▶ **WHAT YOU SHOULD DO**: Copy the following records word for word.

▶ **DATASET ENTRIES**:
========
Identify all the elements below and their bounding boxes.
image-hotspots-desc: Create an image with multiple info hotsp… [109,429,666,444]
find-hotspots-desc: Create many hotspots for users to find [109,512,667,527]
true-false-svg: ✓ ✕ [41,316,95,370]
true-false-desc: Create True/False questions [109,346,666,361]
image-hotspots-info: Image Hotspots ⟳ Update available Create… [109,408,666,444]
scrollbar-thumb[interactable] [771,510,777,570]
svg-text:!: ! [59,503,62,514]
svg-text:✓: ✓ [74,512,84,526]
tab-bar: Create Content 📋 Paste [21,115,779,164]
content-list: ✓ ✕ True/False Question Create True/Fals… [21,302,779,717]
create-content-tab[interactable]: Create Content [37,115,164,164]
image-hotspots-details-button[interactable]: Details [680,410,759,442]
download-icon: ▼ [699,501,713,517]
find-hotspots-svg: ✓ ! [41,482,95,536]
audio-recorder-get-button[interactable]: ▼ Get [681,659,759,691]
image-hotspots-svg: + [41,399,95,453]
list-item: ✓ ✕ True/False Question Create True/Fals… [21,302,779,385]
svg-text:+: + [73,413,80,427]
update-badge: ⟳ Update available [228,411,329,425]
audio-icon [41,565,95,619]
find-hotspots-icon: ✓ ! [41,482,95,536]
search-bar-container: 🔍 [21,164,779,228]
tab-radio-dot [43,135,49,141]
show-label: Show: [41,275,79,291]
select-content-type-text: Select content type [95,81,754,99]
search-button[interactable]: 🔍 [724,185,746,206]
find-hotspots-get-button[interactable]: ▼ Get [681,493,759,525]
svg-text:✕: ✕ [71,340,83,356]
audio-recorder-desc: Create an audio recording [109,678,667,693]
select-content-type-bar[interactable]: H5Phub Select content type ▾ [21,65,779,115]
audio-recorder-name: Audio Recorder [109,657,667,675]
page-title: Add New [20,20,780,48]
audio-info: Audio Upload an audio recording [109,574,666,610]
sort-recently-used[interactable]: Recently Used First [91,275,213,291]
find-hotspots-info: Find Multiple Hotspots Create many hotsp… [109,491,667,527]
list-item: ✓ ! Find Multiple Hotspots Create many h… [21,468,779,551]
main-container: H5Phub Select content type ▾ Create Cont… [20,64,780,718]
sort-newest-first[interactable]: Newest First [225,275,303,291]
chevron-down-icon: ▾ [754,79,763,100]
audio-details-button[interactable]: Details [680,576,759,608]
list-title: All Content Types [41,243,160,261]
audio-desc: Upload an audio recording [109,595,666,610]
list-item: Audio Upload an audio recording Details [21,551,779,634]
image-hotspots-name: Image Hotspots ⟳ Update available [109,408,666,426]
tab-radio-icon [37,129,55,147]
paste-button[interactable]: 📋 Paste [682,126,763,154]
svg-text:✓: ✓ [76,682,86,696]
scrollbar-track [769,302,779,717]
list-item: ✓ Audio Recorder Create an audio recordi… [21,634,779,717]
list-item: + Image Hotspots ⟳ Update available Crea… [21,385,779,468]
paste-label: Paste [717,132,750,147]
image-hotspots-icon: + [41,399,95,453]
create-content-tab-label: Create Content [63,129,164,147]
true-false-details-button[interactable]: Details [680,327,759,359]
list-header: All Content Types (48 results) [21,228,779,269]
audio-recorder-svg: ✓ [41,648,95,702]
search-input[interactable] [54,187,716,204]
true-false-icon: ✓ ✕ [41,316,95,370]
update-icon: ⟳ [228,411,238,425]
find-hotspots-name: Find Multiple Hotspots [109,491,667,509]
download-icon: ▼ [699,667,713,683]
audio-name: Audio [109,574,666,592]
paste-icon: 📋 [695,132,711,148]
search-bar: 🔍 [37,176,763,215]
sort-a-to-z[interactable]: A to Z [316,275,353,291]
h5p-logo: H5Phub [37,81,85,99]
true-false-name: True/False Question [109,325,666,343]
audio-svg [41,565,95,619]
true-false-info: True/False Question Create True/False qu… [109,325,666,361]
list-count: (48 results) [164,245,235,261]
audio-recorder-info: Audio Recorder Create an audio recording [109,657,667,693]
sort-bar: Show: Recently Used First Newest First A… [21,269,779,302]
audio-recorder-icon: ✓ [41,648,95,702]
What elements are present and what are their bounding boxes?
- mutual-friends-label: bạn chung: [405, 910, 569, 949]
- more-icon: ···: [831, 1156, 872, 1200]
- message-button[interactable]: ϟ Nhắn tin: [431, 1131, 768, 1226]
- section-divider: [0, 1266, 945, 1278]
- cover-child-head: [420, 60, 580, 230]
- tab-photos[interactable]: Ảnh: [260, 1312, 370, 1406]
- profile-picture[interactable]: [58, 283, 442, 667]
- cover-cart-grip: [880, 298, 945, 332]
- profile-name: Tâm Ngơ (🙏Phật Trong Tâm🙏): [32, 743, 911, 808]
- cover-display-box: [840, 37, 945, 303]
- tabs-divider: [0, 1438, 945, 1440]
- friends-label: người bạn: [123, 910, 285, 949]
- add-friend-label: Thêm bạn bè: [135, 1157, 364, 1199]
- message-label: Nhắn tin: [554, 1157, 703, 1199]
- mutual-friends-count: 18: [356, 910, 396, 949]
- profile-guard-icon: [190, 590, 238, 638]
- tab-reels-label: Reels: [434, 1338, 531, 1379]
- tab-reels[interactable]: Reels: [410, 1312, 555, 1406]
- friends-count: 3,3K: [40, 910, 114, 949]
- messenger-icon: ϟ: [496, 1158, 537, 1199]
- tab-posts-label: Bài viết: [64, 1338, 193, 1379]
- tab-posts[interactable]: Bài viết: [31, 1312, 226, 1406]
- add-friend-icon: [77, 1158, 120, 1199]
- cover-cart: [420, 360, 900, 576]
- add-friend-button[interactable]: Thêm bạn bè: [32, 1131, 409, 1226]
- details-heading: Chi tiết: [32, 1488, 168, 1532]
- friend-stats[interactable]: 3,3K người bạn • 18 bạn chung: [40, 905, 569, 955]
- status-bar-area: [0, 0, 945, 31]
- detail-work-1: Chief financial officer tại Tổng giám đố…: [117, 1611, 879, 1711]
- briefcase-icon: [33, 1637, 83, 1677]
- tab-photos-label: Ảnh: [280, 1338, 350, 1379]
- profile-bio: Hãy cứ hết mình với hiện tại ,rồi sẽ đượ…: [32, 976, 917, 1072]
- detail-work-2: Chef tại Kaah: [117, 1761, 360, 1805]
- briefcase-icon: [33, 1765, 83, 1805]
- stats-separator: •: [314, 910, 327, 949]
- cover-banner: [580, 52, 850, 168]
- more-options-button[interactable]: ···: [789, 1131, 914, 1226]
========
▶ **FULL OUTPUT**:
Identify all the elements below and their bounding boxes.
image-hotspots-desc: Create an image with multiple info hotsp… [109,429,666,444]
find-hotspots-desc: Create many hotspots for users to find [109,512,667,527]
true-false-svg: ✓ ✕ [41,316,95,370]
true-false-desc: Create True/False questions [109,346,666,361]
image-hotspots-info: Image Hotspots ⟳ Update available Create… [109,408,666,444]
scrollbar-thumb[interactable] [771,510,777,570]
svg-text:!: ! [59,503,62,514]
svg-text:✓: ✓ [74,512,84,526]
tab-bar: Create Content 📋 Paste [21,115,779,164]
content-list: ✓ ✕ True/False Question Create True/Fals… [21,302,779,717]
create-content-tab[interactable]: Create Content [37,115,164,164]
image-hotspots-details-button[interactable]: Details [680,410,759,442]
download-icon: ▼ [699,501,713,517]
find-hotspots-svg: ✓ ! [41,482,95,536]
audio-recorder-get-button[interactable]: ▼ Get [681,659,759,691]
image-hotspots-svg: + [41,399,95,453]
list-item: ✓ ✕ True/False Question Create True/Fals… [21,302,779,385]
svg-text:+: + [73,413,80,427]
update-badge: ⟳ Update available [228,411,329,425]
audio-icon [41,565,95,619]
find-hotspots-icon: ✓ ! [41,482,95,536]
search-bar-container: 🔍 [21,164,779,228]
tab-radio-dot [43,135,49,141]
show-label: Show: [41,275,79,291]
select-content-type-text: Select content type [95,81,754,99]
search-button[interactable]: 🔍 [724,185,746,206]
find-hotspots-get-button[interactable]: ▼ Get [681,493,759,525]
svg-text:✕: ✕ [71,340,83,356]
audio-recorder-desc: Create an audio recording [109,678,667,693]
select-content-type-bar[interactable]: H5Phub Select content type ▾ [21,65,779,115]
audio-recorder-name: Audio Recorder [109,657,667,675]
page-title: Add New [20,20,780,48]
audio-info: Audio Upload an audio recording [109,574,666,610]
sort-recently-used[interactable]: Recently Used First [91,275,213,291]
find-hotspots-info: Find Multiple Hotspots Create many hotsp… [109,491,667,527]
list-item: ✓ ! Find Multiple Hotspots Create many h… [21,468,779,551]
main-container: H5Phub Select content type ▾ Create Cont… [20,64,780,718]
sort-newest-first[interactable]: Newest First [225,275,303,291]
chevron-down-icon: ▾ [754,79,763,100]
audio-details-button[interactable]: Details [680,576,759,608]
list-title: All Content Types [41,243,160,261]
audio-desc: Upload an audio recording [109,595,666,610]
list-item: Audio Upload an audio recording Details [21,551,779,634]
image-hotspots-name: Image Hotspots ⟳ Update available [109,408,666,426]
tab-radio-icon [37,129,55,147]
paste-button[interactable]: 📋 Paste [682,126,763,154]
svg-text:✓: ✓ [76,682,86,696]
scrollbar-track [769,302,779,717]
list-item: ✓ Audio Recorder Create an audio recordi… [21,634,779,717]
list-item: + Image Hotspots ⟳ Update available Crea… [21,385,779,468]
paste-label: Paste [717,132,750,147]
image-hotspots-icon: + [41,399,95,453]
create-content-tab-label: Create Content [63,129,164,147]
true-false-details-button[interactable]: Details [680,327,759,359]
list-header: All Content Types (48 results) [21,228,779,269]
audio-recorder-svg: ✓ [41,648,95,702]
search-input[interactable] [54,187,716,204]
true-false-icon: ✓ ✕ [41,316,95,370]
update-icon: ⟳ [228,411,238,425]
find-hotspots-name: Find Multiple Hotspots [109,491,667,509]
download-icon: ▼ [699,667,713,683]
audio-name: Audio [109,574,666,592]
paste-icon: 📋 [695,132,711,148]
search-bar: 🔍 [37,176,763,215]
sort-a-to-z[interactable]: A to Z [316,275,353,291]
h5p-logo: H5Phub [37,81,85,99]
true-false-name: True/False Question [109,325,666,343]
audio-svg [41,565,95,619]
true-false-info: True/False Question Create True/False qu… [109,325,666,361]
list-count: (48 results) [164,245,235,261]
audio-recorder-info: Audio Recorder Create an audio recording [109,657,667,693]
sort-bar: Show: Recently Used First Newest First A… [21,269,779,302]
audio-recorder-icon: ✓ [41,648,95,702]
What elements are present and what are their bounding boxes?
- mutual-friends-label: bạn chung: [405, 910, 569, 949]
- more-icon: ···: [831, 1156, 872, 1200]
- message-button[interactable]: ϟ Nhắn tin: [431, 1131, 768, 1226]
- section-divider: [0, 1266, 945, 1278]
- cover-child-head: [420, 60, 580, 230]
- tab-photos[interactable]: Ảnh: [260, 1312, 370, 1406]
- profile-picture[interactable]: [58, 283, 442, 667]
- cover-cart-grip: [880, 298, 945, 332]
- profile-name: Tâm Ngơ (🙏Phật Trong Tâm🙏): [32, 743, 911, 808]
- cover-display-box: [840, 37, 945, 303]
- tabs-divider: [0, 1438, 945, 1440]
- friends-label: người bạn: [123, 910, 285, 949]
- add-friend-label: Thêm bạn bè: [135, 1157, 364, 1199]
- message-label: Nhắn tin: [554, 1157, 703, 1199]
- mutual-friends-count: 18: [356, 910, 396, 949]
- profile-guard-icon: [190, 590, 238, 638]
- tab-reels-label: Reels: [434, 1338, 531, 1379]
- tab-reels[interactable]: Reels: [410, 1312, 555, 1406]
- friends-count: 3,3K: [40, 910, 114, 949]
- messenger-icon: ϟ: [496, 1158, 537, 1199]
- tab-posts-label: Bài viết: [64, 1338, 193, 1379]
- tab-posts[interactable]: Bài viết: [31, 1312, 226, 1406]
- add-friend-icon: [77, 1158, 120, 1199]
- cover-cart: [420, 360, 900, 576]
- add-friend-button[interactable]: Thêm bạn bè: [32, 1131, 409, 1226]
- details-heading: Chi tiết: [32, 1488, 168, 1532]
- friend-stats[interactable]: 3,3K người bạn • 18 bạn chung: [40, 905, 569, 955]
- status-bar-area: [0, 0, 945, 31]
- detail-work-1: Chief financial officer tại Tổng giám đố…: [117, 1611, 879, 1711]
- briefcase-icon: [33, 1637, 83, 1677]
- tab-photos-label: Ảnh: [280, 1338, 350, 1379]
- profile-bio: Hãy cứ hết mình với hiện tại ,rồi sẽ đượ…: [32, 976, 917, 1072]
- detail-work-2: Chef tại Kaah: [117, 1761, 360, 1805]
- briefcase-icon: [33, 1765, 83, 1805]
- stats-separator: •: [314, 910, 327, 949]
- cover-banner: [580, 52, 850, 168]
- more-options-button[interactable]: ···: [789, 1131, 914, 1226]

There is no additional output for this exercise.